- _EXTRACT PROVIDED_
------------------------------------

We are of the opinion that the decree was erroneous to the extent that it declared the statute creating the district to be void and enjoined the commissioners of the district from further proceedings. The questions involved fall clearly within repeated decisions of this court. Bennett v. Johnson, 130 Ark. 507; Cumnock v. Alexander, 139 Ark. 153; Reitzammer v. Desha Road Imp. Dist. No. 2, 139 Ark. 168; Hamby v. Pittman, 139 Ark. 341; Johns v. Road Imp. Dist. of Bradley Co., 142 Ark. 73; Van Hook v. Wallace, 143 Ark. 203; Road Imp. Dist. of Dallas County v. Crary, 151 Ark. 484.

The case of Reitzammer v. Desha Road Improvement District, supra, involved the validity of this identical organization, and we held that the statute was valid. Further discussion of this part of the case is unnecessary.

This suit constitutes a direct attack upon the validity of the assessments of benefits so far as concerns the original complaint filed within thirty days after the completion of the assessments. The plaintiffs who subsequently joined in the action came in too late to join in the direct attack, and so far as they are concerned thn case is controlled by the recent decision of this conr*in Road Improvement District of Dallas County v. Crary. supra.

The statute giving the owners of property a specified time after the completion of the assessments of benefits to commence an action challenging the correctness of the assessment is primarily for the benefit of the individual property owners in the correction of their own assessments; but where the whole assessment is on the wrong basis, each property owner has his remedy to have it canceled if the complaint is filed within apt time. In other words, the remedy of the property owner is not confined necessarily to the correction of his own assessment, if the assessments as a whole have been made on the wrong basis, for in a direct attack upon the validity of assessments, one made on the wrong basis is tantamount to no assessment at all. Kirst v. Street Imp. Dist. 86 Ark. 1; Lee Wilson Co. v. Road Imp. Dist., 127 Ark. 310.

If the assessments as a whole are made on a correct basis, individual assessments may be corrected without declaring the whole assessment void.

The' present case was heard partly on oral testimony, which has not been properly brought into the record. It was not reduced to writing and filed during the term by a stenographer previously designated by the court. It is essential that oral testimony be reduced to writing and filed during the term, unless further time is given by consent. McGraw v. Berry, 152 Ark. 452.

------------------------------------

- _RAW DATA_
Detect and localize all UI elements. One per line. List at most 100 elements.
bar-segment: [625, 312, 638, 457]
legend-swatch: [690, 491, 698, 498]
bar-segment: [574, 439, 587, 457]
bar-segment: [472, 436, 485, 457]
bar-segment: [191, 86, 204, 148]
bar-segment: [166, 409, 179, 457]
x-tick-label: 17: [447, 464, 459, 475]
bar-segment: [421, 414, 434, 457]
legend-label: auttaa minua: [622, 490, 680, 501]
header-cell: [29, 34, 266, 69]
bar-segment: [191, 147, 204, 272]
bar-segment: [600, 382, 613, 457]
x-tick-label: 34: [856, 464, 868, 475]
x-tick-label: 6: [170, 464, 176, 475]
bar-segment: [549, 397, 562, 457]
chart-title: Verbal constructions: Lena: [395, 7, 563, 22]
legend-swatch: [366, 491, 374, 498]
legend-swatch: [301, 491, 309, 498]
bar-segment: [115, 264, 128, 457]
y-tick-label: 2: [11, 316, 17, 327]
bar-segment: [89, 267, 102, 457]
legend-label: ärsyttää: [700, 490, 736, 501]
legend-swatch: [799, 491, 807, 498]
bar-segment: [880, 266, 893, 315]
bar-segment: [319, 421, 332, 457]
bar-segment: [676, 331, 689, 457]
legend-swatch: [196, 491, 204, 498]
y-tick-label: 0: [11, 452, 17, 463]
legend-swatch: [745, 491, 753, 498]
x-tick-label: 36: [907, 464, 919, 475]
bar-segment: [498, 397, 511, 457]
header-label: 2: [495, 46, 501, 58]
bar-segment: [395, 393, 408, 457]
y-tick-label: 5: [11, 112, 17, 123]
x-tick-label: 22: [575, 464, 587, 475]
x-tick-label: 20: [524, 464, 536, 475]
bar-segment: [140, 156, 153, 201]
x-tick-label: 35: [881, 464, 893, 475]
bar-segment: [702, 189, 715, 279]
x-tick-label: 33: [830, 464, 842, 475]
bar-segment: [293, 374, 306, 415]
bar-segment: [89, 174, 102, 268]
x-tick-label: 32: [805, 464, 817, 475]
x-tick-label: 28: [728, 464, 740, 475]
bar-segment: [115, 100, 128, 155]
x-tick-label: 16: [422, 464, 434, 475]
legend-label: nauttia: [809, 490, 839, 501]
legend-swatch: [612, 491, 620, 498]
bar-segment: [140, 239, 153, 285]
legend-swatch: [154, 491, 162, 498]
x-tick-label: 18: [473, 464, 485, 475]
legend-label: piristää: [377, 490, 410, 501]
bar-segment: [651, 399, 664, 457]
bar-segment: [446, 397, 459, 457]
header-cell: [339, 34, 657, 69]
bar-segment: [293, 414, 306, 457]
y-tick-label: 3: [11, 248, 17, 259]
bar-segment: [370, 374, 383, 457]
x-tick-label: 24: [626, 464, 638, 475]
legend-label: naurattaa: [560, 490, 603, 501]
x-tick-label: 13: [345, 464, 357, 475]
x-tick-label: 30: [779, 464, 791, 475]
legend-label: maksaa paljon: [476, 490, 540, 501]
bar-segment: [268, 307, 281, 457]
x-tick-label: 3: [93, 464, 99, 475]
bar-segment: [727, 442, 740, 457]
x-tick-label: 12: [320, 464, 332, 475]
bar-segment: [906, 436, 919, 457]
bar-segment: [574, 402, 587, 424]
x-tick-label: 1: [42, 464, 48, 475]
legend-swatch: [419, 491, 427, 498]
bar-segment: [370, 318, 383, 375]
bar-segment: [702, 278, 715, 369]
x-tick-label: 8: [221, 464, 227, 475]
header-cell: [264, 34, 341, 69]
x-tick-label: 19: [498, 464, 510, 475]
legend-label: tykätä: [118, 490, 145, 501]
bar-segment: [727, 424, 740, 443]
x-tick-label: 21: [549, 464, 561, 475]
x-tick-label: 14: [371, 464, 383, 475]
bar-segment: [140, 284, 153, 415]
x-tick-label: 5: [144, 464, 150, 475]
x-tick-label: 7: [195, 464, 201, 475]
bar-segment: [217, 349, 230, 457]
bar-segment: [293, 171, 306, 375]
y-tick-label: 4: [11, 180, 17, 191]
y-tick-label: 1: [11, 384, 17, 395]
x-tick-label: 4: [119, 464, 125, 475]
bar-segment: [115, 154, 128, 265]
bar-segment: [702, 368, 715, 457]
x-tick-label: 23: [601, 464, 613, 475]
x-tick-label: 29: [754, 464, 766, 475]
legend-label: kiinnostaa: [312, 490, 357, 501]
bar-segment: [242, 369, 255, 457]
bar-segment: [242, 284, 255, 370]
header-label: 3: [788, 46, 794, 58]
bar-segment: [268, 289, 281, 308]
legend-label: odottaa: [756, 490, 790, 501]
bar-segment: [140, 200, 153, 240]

------------------------------------

- _EXERCISE_
Resume the court opinion on road improvement assessments from the point at which it stops. The entries are separate material, apart from the court opinion on road improvement assessments.

- _SOLVED EXERCISE_
The testimony which appears in the record by deposition of witnesses, duly taken and filed, is conflicting; some of it tends to sustain the allegation that the assessment was made principally by ’one of the commissioners without participation by the others, and that the zone system was arbitrarily adopted without due consideration bv all of the commissioners and in total disregard of all the elements which go to make up the benefits from a local improvement.

We have often decided that the zone system is not an improper method, if it is determined upon by the commissioners in the exercise of judgment, after considering all of the elements affecting the benefits. Board of Improvement v. S. W. Gas & Elec. Co., 121 Ark. 105; Missouri Pacific R. R. Co. v. Conway County Bridge Dist., 134 Ark. 292.

In the absence, however, of a substantial portion of the testimony, which has not been properly brought into the record, we must indulge the presumption that the finding of the court with respect to the method in which the assessments were made is sustained by the evidence.

That portion of the decree which declares the assessments void and restrains the commissioners from enforcing the collection of the same is affirmed, but that portion of the decree which declares the statute creating the district to be void and restraining the commissioners from further proceeding is reversed, and the cause is remanded, with directions to enter a decree dismissing the complaint to that extent.